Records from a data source
──────────
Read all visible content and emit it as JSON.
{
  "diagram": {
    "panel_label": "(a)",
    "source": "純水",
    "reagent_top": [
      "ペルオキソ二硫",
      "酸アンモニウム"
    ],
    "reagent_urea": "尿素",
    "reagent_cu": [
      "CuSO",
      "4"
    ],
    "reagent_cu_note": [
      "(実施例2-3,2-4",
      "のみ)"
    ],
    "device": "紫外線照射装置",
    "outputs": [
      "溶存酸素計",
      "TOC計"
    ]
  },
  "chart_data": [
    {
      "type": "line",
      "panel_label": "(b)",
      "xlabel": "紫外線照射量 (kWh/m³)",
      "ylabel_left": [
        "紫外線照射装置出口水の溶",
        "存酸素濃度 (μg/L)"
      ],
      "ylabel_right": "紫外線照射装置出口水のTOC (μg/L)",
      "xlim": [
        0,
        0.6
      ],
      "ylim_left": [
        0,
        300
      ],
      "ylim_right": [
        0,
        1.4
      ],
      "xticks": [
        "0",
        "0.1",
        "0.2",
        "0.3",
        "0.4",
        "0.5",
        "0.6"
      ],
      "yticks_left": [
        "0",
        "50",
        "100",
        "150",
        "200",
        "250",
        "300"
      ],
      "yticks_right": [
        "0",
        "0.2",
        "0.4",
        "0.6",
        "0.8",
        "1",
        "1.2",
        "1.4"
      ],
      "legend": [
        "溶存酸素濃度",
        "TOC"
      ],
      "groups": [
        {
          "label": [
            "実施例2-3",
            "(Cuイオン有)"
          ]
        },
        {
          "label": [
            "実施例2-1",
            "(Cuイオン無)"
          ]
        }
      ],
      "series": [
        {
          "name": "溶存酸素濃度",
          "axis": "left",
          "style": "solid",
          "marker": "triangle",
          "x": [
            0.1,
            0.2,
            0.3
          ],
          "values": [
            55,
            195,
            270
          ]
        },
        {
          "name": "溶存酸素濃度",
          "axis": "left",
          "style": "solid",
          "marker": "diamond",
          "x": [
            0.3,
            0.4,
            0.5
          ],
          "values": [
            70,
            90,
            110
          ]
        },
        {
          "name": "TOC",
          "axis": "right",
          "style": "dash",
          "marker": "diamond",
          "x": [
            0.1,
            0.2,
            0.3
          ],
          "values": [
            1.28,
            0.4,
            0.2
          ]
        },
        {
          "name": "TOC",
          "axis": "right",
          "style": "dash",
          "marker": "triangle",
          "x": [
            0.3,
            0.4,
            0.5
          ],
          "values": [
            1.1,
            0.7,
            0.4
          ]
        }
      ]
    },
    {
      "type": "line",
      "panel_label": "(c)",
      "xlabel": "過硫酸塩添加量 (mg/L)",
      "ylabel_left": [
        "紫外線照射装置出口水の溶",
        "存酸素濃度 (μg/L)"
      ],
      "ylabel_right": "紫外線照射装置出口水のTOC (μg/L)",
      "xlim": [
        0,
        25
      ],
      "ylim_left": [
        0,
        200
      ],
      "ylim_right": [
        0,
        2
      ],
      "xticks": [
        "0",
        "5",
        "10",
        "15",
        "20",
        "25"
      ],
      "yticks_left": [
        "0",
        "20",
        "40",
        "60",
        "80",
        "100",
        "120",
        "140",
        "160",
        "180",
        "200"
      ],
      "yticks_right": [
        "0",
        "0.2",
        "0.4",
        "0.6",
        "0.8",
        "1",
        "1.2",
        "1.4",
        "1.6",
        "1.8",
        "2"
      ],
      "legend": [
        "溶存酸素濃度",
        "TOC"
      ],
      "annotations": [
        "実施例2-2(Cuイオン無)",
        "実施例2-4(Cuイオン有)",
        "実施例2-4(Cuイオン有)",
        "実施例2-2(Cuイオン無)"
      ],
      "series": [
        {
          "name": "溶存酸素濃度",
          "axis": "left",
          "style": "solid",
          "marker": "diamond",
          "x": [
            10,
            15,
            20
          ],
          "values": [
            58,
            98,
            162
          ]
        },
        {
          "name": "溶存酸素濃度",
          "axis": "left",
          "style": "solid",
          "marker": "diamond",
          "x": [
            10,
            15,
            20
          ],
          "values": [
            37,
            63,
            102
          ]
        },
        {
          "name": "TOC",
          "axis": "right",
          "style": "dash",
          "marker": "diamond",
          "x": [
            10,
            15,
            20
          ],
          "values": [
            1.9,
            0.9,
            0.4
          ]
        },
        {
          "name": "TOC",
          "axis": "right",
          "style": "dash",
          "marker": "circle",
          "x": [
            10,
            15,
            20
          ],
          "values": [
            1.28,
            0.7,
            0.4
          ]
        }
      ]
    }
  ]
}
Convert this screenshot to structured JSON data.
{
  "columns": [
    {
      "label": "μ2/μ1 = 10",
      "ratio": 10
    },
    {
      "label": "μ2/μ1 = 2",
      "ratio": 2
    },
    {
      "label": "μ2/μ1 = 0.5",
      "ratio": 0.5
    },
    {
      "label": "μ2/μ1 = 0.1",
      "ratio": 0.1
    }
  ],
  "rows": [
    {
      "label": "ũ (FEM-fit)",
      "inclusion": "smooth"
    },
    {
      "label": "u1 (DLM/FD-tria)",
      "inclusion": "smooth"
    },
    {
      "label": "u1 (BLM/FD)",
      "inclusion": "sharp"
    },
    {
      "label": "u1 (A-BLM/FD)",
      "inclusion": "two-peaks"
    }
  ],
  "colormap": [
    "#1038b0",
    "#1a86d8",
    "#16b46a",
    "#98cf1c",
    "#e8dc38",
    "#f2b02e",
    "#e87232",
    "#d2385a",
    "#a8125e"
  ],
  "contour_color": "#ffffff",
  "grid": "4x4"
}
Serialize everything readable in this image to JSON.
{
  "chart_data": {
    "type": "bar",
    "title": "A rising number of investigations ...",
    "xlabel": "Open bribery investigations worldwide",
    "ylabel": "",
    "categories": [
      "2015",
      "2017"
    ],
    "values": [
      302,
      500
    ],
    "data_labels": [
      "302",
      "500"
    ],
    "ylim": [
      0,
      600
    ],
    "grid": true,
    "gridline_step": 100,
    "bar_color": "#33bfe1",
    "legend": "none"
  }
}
──────────
Lines that include the word "this" are to be extracted from the data above.

• **Output of the exercise**
Convert this screenshot to structured JSON data.
Serialize everything readable in this image to JSON.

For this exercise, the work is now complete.